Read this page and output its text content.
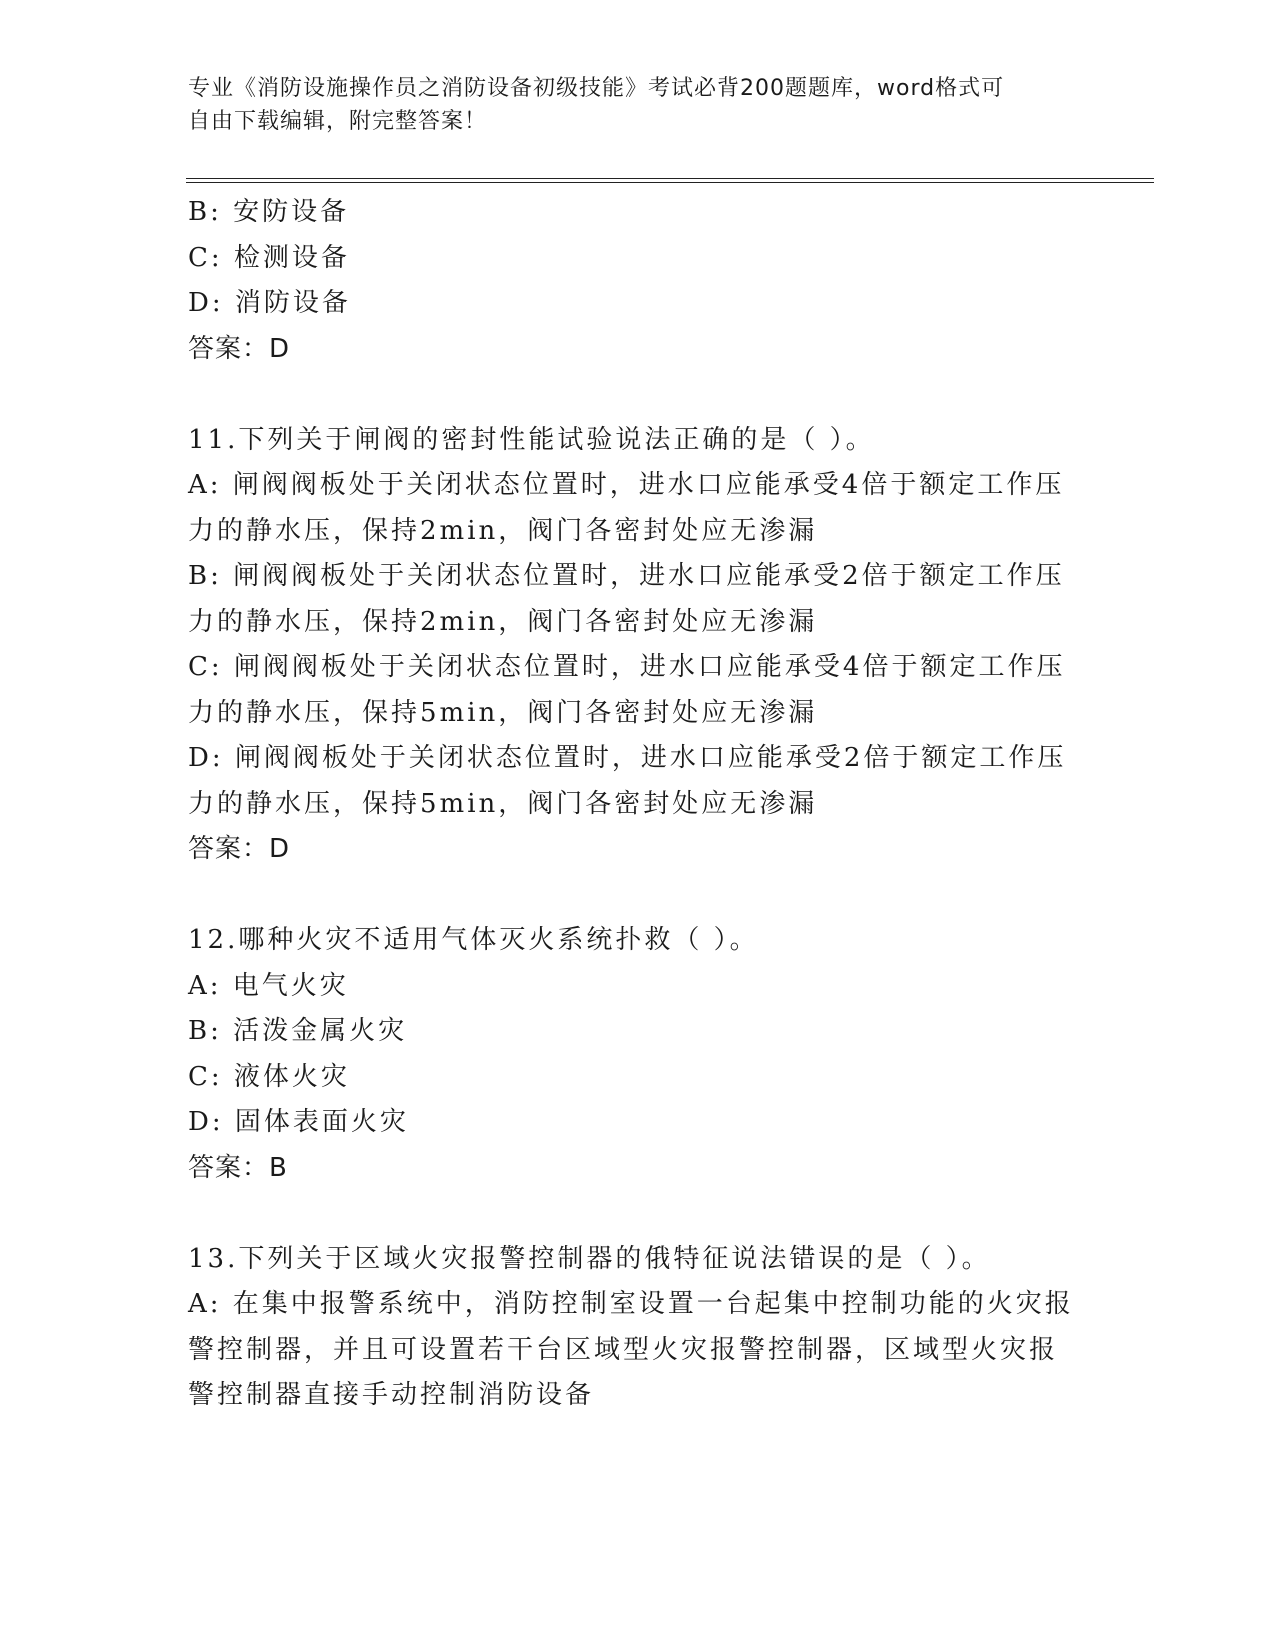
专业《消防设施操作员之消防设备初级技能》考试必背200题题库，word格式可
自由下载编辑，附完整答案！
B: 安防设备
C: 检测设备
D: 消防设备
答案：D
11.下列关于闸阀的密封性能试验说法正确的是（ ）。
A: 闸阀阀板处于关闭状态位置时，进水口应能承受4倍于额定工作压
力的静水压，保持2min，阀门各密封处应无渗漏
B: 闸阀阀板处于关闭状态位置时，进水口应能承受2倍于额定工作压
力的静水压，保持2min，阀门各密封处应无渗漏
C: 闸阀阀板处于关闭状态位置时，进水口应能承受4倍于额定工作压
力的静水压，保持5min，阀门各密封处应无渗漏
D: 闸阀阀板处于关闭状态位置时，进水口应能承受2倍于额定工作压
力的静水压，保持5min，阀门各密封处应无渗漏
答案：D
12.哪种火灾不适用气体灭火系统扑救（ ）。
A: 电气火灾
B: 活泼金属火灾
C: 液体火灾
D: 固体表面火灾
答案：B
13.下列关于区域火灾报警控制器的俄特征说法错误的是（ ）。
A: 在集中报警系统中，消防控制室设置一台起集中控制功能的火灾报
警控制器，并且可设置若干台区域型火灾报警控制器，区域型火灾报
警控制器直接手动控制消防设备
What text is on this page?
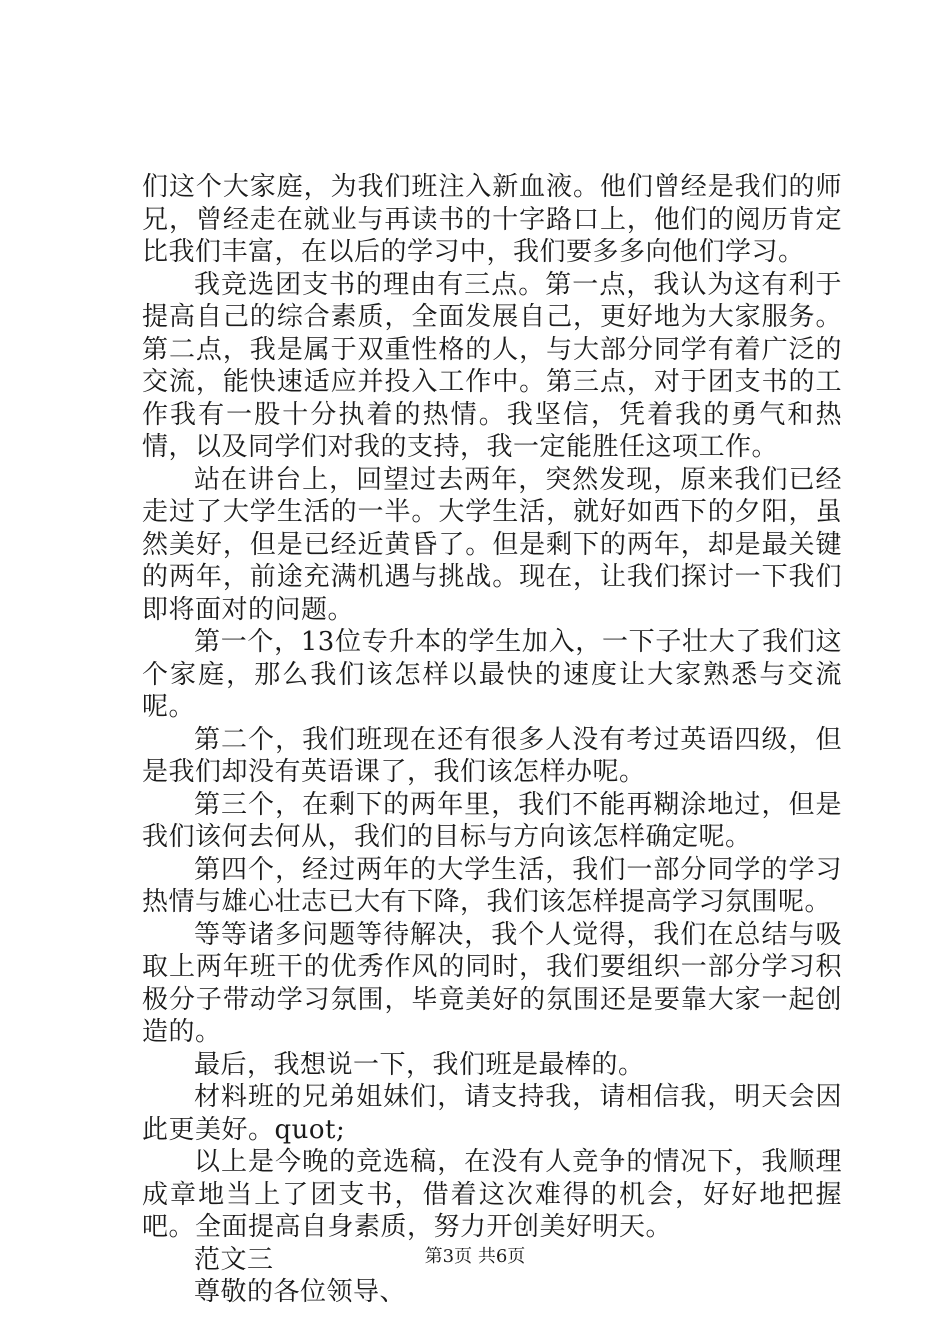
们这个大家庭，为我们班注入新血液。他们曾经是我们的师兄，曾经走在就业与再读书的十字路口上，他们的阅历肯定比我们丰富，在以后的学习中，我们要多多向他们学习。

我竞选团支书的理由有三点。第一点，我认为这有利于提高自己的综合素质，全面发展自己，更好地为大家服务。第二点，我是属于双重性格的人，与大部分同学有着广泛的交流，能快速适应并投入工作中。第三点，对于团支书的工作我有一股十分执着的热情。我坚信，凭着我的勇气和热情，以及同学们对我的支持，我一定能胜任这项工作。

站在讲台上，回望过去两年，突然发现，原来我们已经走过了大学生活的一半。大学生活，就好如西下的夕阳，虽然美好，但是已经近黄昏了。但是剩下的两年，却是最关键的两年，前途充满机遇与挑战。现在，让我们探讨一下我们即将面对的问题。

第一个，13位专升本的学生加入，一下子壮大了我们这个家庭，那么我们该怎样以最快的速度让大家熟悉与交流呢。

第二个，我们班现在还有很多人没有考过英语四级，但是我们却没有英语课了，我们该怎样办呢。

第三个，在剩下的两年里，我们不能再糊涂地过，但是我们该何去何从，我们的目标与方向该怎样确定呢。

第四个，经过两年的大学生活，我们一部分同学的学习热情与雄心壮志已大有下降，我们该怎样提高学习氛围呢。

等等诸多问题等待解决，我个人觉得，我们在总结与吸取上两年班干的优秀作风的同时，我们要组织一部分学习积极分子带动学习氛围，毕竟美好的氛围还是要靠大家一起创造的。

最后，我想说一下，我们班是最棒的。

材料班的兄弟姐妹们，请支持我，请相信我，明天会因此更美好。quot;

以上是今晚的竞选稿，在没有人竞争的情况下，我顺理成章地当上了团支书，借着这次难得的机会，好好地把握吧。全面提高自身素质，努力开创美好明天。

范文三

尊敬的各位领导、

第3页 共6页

### PROBLEM TO WORK ON
Your task is to copy word for word the lines from the line containing "What text is on this page?" to the end of the listing, both included, and to drop any pictures.

### ANSWER TO THE TASK
What text is on this page?
们这个大家庭，为我们班注入新血液。他们曾经是我们的师兄，曾经走在就业与再读书的十字路口上，他们的阅历肯定比我们丰富，在以后的学习中，我们要多多向他们学习。

我竞选团支书的理由有三点。第一点，我认为这有利于提高自己的综合素质，全面发展自己，更好地为大家服务。第二点，我是属于双重性格的人，与大部分同学有着广泛的交流，能快速适应并投入工作中。第三点，对于团支书的工作我有一股十分执着的热情。我坚信，凭着我的勇气和热情，以及同学们对我的支持，我一定能胜任这项工作。

站在讲台上，回望过去两年，突然发现，原来我们已经走过了大学生活的一半。大学生活，就好如西下的夕阳，虽然美好，但是已经近黄昏了。但是剩下的两年，却是最关键的两年，前途充满机遇与挑战。现在，让我们探讨一下我们即将面对的问题。

第一个，13位专升本的学生加入，一下子壮大了我们这个家庭，那么我们该怎样以最快的速度让大家熟悉与交流呢。

第二个，我们班现在还有很多人没有考过英语四级，但是我们却没有英语课了，我们该怎样办呢。

第三个，在剩下的两年里，我们不能再糊涂地过，但是我们该何去何从，我们的目标与方向该怎样确定呢。

第四个，经过两年的大学生活，我们一部分同学的学习热情与雄心壮志已大有下降，我们该怎样提高学习氛围呢。

等等诸多问题等待解决，我个人觉得，我们在总结与吸取上两年班干的优秀作风的同时，我们要组织一部分学习积极分子带动学习氛围，毕竟美好的氛围还是要靠大家一起创造的。

最后，我想说一下，我们班是最棒的。

材料班的兄弟姐妹们，请支持我，请相信我，明天会因此更美好。quot;

以上是今晚的竞选稿，在没有人竞争的情况下，我顺理成章地当上了团支书，借着这次难得的机会，好好地把握吧。全面提高自身素质，努力开创美好明天。

范文三

尊敬的各位领导、

第3页 共6页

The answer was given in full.